— BEGIN Data rows —

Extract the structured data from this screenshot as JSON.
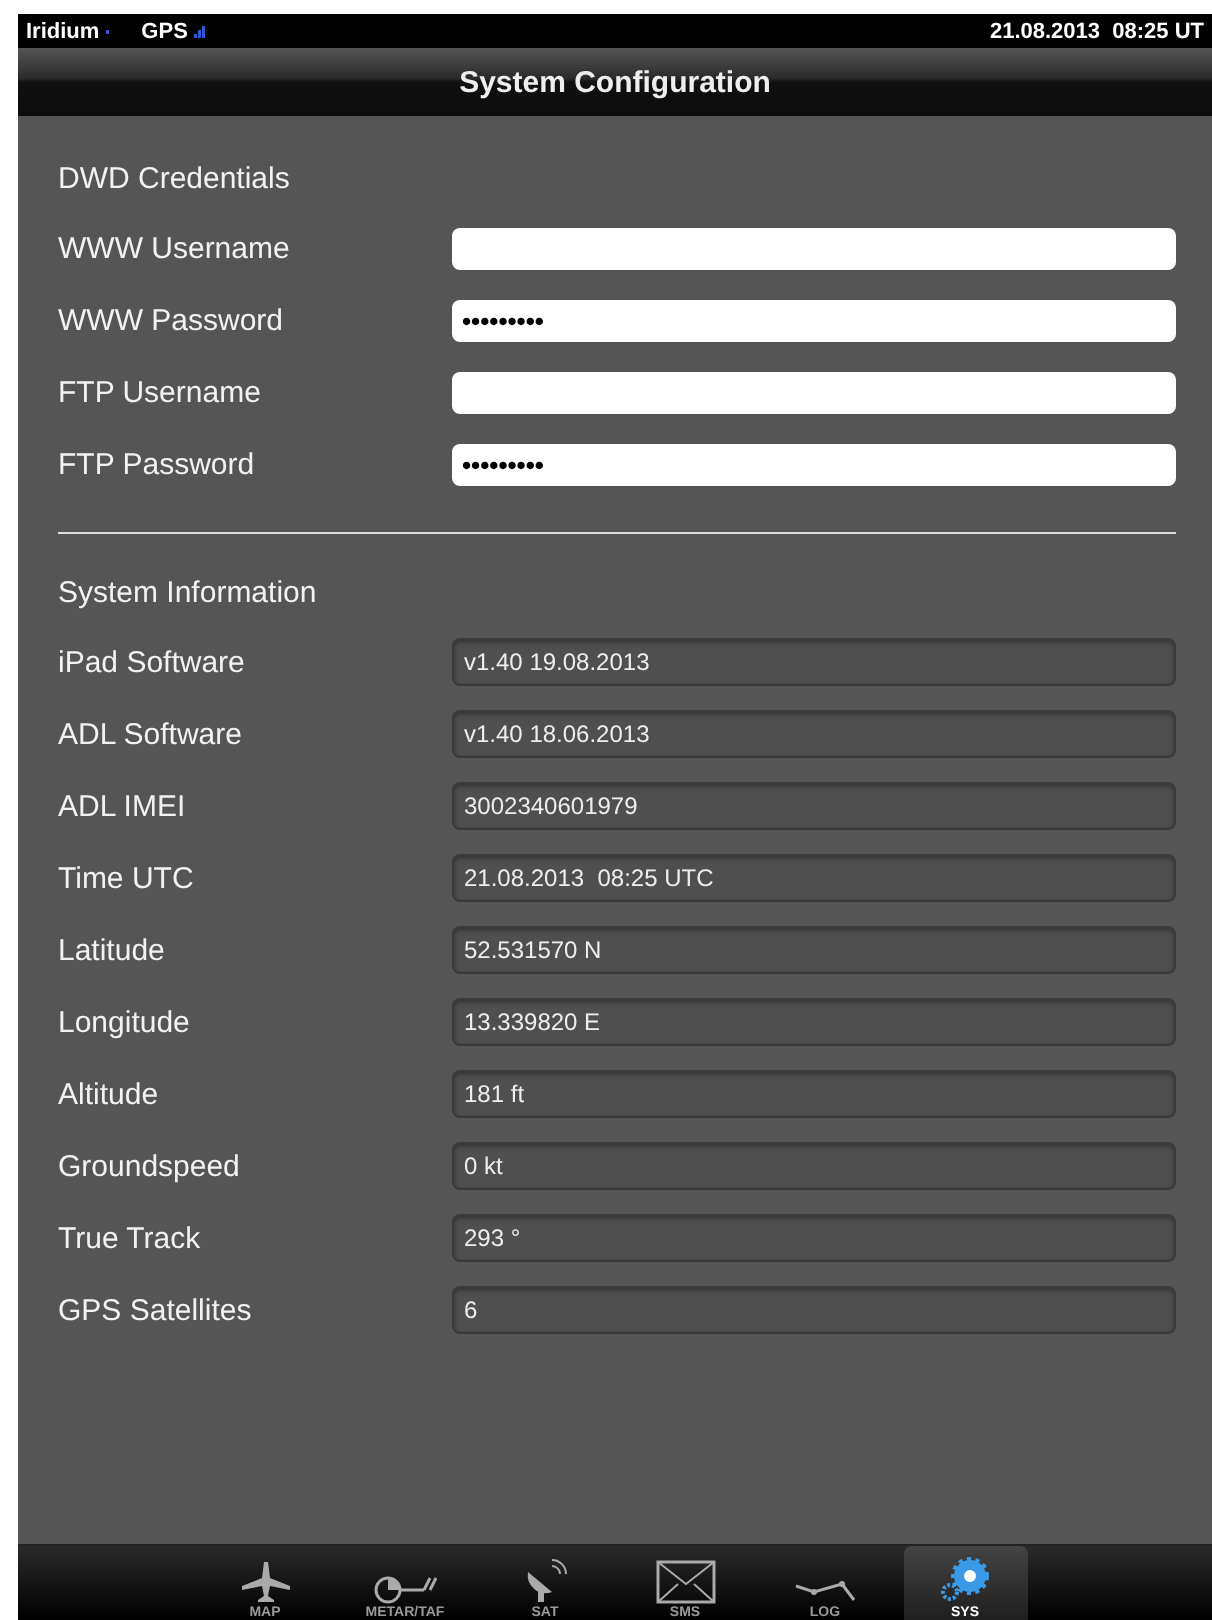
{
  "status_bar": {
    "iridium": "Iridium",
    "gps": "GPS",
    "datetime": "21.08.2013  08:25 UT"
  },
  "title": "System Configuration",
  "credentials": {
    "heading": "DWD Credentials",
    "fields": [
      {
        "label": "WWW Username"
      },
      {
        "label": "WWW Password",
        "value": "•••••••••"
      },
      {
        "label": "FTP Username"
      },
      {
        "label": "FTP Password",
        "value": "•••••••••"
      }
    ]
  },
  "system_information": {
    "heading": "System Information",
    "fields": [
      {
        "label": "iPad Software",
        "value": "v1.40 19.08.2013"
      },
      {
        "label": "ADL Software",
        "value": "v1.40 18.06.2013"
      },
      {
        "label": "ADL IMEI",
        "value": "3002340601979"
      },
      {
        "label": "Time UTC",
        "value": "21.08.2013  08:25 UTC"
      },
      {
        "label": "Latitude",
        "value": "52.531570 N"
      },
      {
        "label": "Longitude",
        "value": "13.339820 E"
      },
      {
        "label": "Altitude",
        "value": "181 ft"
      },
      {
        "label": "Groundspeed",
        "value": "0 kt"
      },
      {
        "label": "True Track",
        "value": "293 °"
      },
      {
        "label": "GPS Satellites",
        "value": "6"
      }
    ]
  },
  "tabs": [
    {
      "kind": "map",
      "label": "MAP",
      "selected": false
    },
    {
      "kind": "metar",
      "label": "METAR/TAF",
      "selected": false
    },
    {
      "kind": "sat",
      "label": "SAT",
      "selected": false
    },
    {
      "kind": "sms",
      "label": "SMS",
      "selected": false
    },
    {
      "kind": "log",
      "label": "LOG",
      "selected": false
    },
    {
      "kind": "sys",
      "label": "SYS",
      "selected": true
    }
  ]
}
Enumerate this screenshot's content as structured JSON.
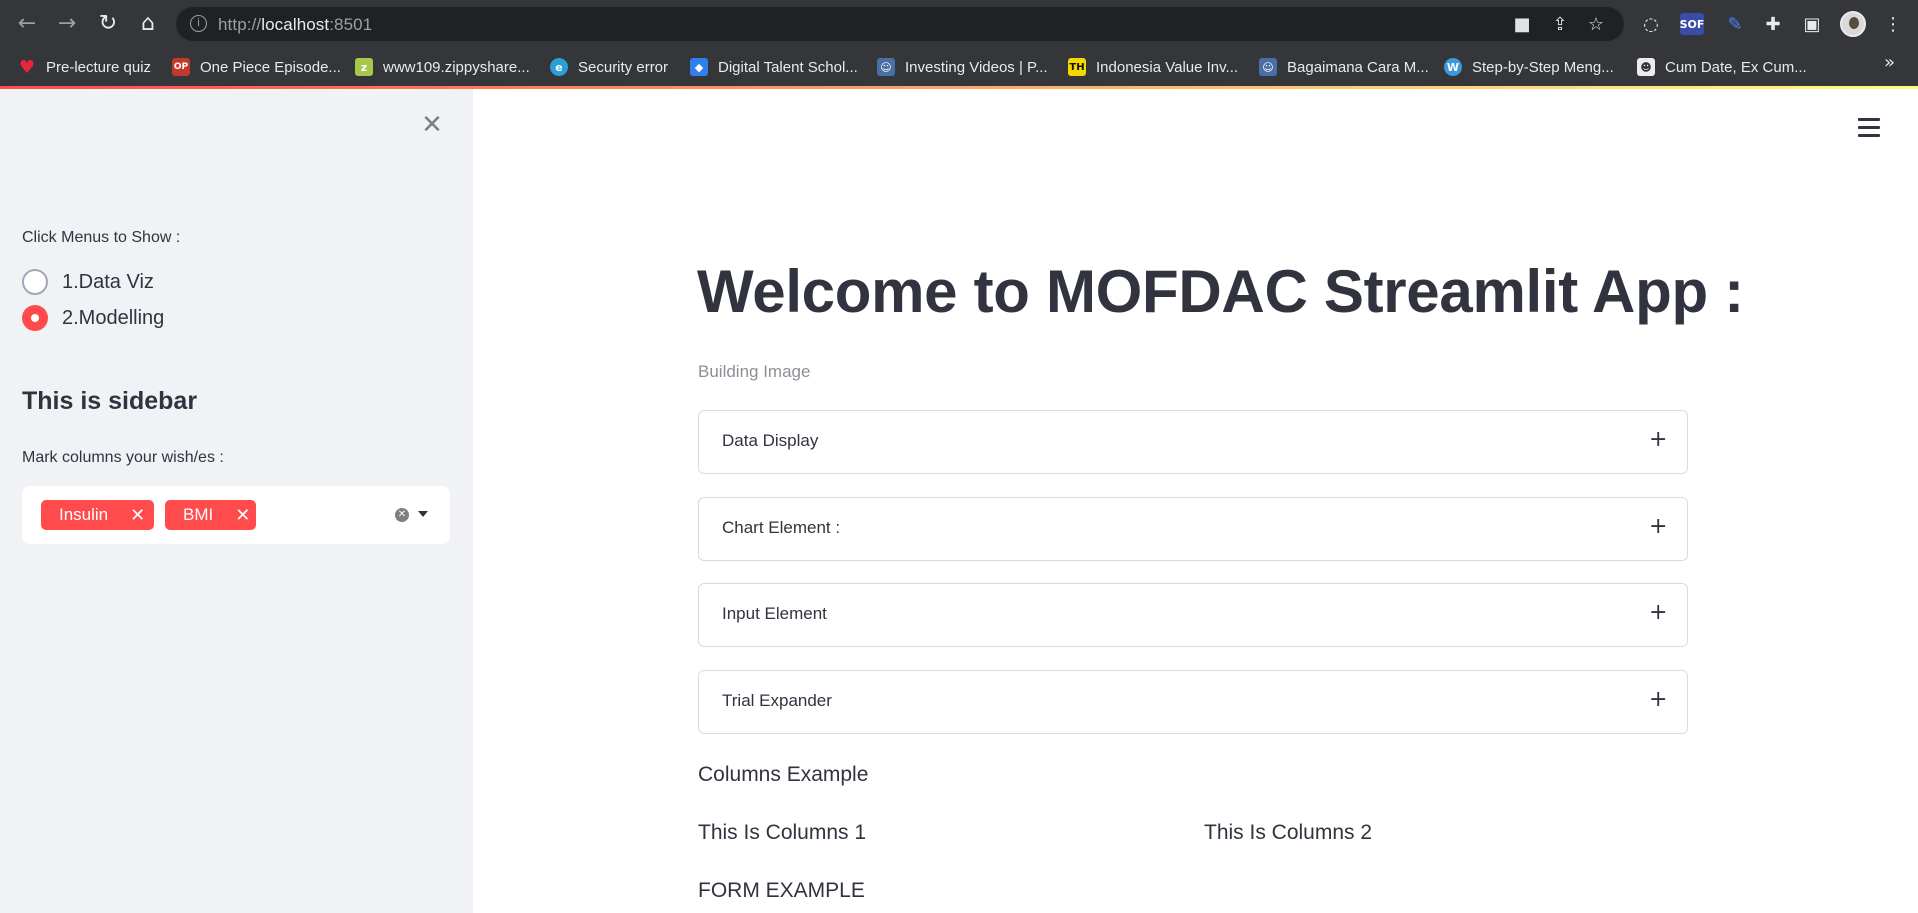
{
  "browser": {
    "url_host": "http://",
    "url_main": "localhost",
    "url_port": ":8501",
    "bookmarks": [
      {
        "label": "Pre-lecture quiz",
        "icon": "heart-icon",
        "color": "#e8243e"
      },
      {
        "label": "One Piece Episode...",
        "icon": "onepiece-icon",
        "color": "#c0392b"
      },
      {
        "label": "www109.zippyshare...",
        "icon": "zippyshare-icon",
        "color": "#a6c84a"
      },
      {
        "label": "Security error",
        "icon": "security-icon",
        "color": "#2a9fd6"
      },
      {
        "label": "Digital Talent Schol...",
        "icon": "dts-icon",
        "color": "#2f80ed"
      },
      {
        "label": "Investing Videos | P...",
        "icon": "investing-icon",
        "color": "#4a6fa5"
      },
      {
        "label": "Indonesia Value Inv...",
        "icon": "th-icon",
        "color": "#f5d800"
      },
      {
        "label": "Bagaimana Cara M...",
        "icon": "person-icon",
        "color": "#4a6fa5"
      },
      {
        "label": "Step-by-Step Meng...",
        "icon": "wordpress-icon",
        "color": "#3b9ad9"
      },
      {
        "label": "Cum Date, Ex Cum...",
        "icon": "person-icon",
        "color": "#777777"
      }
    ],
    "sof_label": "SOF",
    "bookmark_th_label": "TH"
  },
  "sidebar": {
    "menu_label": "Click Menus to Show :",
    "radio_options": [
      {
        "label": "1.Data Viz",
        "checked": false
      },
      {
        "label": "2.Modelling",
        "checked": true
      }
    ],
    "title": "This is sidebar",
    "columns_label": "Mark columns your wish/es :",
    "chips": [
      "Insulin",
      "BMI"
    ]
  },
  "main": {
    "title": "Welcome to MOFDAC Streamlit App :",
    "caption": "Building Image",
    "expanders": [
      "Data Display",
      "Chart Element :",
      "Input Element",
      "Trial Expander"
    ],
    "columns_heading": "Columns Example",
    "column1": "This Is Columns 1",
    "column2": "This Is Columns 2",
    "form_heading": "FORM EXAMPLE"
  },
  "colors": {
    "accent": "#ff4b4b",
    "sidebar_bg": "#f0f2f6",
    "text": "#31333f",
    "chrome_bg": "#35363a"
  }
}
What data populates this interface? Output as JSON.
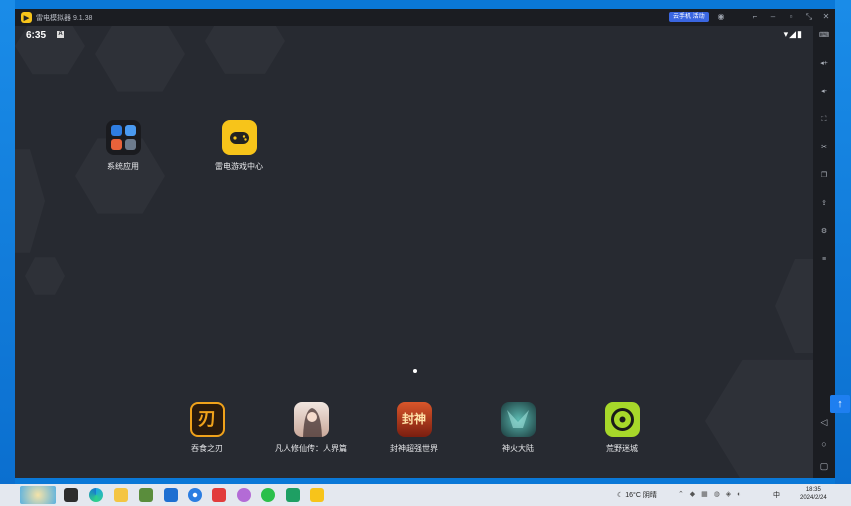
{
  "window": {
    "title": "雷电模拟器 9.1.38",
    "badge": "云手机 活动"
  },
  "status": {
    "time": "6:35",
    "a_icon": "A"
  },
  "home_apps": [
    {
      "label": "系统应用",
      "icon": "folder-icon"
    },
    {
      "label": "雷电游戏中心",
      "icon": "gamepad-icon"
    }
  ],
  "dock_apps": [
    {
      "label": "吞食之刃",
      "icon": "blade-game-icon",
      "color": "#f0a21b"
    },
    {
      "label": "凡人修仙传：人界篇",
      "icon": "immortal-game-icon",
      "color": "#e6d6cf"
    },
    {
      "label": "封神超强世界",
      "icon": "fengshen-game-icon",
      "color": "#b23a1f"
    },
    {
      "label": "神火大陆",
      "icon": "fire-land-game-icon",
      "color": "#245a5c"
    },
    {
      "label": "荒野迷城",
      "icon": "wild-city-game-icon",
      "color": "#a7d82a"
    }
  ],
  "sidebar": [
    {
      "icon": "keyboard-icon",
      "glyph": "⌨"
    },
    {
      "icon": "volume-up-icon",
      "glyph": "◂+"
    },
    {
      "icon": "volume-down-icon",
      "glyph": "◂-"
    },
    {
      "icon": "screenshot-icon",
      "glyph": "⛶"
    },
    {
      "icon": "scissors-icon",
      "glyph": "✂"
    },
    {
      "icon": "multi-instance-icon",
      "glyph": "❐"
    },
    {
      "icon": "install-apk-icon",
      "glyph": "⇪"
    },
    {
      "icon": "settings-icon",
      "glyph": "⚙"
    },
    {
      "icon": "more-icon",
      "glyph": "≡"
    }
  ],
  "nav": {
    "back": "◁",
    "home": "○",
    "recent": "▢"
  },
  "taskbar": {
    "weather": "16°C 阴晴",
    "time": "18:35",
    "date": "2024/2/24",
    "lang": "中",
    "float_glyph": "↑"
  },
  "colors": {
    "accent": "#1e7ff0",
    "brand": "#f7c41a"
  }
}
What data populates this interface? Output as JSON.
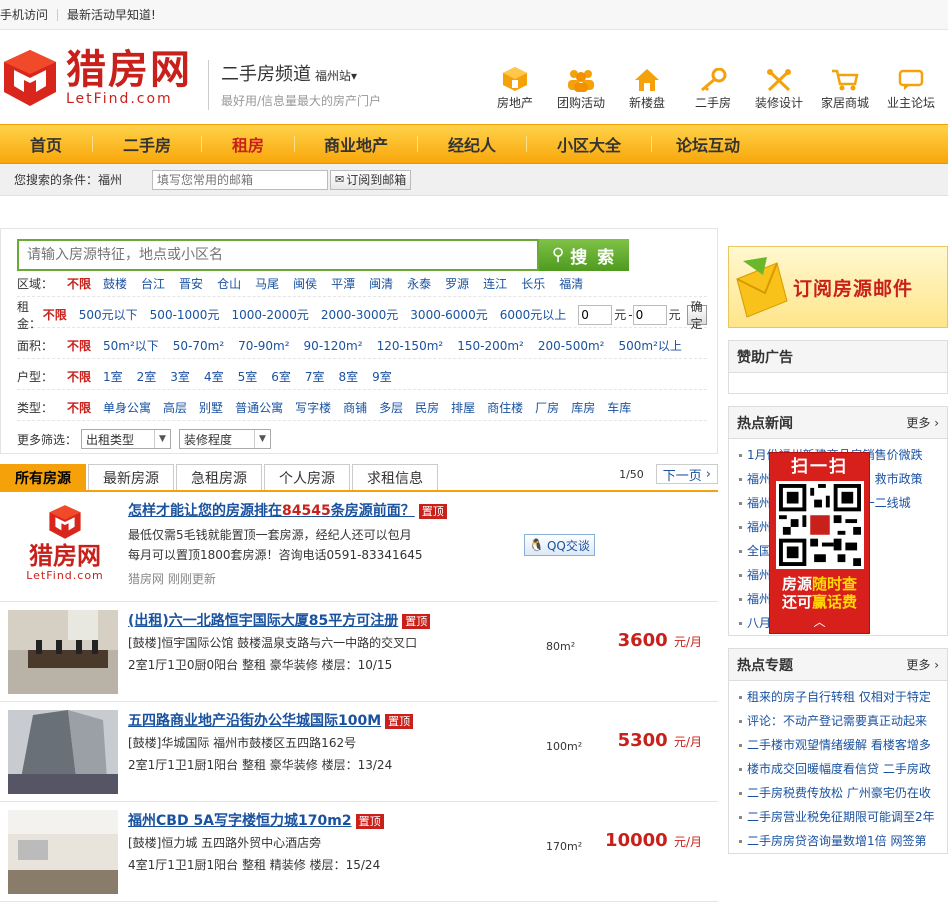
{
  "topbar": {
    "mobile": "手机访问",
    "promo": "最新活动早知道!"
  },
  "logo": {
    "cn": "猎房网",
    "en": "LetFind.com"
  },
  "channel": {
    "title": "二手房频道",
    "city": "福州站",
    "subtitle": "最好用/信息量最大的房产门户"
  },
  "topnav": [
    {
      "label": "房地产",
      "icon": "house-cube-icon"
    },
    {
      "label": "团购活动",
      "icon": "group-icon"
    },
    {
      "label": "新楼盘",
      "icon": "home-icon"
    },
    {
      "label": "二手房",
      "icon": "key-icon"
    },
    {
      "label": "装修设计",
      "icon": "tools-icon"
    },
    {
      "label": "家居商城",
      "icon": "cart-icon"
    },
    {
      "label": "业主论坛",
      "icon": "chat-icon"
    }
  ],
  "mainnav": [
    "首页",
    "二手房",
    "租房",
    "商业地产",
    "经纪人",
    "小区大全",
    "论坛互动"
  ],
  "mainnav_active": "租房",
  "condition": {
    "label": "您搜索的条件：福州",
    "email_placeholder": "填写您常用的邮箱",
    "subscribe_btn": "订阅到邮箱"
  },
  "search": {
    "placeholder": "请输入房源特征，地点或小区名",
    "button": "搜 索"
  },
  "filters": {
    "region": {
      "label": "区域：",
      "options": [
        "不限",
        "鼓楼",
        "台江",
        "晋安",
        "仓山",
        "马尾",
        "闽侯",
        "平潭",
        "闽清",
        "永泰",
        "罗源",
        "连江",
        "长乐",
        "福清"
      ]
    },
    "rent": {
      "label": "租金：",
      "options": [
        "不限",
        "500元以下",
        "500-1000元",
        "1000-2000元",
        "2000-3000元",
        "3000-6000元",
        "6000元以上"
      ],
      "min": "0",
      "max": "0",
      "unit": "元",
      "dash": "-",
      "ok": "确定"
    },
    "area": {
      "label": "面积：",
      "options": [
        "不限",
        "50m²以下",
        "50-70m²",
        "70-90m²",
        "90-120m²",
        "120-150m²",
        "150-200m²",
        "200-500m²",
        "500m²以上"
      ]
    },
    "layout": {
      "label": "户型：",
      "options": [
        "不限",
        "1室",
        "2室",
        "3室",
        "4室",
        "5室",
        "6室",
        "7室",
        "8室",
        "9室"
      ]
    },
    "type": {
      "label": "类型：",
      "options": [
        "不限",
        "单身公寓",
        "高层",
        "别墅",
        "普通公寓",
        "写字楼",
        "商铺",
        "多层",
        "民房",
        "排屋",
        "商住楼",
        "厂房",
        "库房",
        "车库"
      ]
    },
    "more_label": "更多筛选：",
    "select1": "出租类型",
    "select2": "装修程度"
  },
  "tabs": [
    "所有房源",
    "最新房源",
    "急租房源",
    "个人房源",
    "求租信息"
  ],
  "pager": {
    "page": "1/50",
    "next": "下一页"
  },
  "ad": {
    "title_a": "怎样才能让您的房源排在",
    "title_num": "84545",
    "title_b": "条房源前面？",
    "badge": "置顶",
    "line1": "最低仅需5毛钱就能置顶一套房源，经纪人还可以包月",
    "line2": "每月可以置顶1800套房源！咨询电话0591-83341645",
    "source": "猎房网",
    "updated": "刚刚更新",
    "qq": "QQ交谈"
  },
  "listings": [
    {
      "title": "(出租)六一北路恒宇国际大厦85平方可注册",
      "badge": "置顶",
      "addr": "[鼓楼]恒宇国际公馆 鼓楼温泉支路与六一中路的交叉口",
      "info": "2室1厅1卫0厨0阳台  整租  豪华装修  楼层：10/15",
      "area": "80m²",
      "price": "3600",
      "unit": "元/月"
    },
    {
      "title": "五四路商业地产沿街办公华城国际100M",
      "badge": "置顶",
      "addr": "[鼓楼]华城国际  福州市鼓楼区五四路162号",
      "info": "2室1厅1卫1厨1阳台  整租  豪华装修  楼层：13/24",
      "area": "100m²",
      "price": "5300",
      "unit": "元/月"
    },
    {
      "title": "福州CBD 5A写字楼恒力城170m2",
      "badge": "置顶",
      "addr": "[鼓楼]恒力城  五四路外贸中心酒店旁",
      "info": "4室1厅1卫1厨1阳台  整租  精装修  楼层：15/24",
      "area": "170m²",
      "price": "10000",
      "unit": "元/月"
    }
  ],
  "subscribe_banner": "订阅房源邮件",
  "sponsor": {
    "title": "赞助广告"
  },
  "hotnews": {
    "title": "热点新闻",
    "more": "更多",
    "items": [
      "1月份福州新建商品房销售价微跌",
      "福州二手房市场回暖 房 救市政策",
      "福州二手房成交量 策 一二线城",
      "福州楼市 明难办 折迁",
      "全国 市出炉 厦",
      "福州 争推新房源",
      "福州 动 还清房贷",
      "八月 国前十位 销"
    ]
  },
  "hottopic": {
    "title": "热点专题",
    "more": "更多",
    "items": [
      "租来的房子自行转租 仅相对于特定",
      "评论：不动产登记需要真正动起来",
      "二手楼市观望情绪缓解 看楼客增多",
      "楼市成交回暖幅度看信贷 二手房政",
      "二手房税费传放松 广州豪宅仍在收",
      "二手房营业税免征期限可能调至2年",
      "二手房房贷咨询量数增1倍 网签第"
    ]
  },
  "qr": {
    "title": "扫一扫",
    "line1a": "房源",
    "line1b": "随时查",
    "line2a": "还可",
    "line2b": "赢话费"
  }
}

— END Data rows —

| Task directions |
Leave out every line without the string "addr" and copy the rest.

| Problem solution |
      "addr": "[鼓楼]恒宇国际公馆 鼓楼温泉支路与六一中路的交叉口",
      "addr": "[鼓楼]华城国际  福州市鼓楼区五四路162号",
      "addr": "[鼓楼]恒力城  五四路外贸中心酒店旁",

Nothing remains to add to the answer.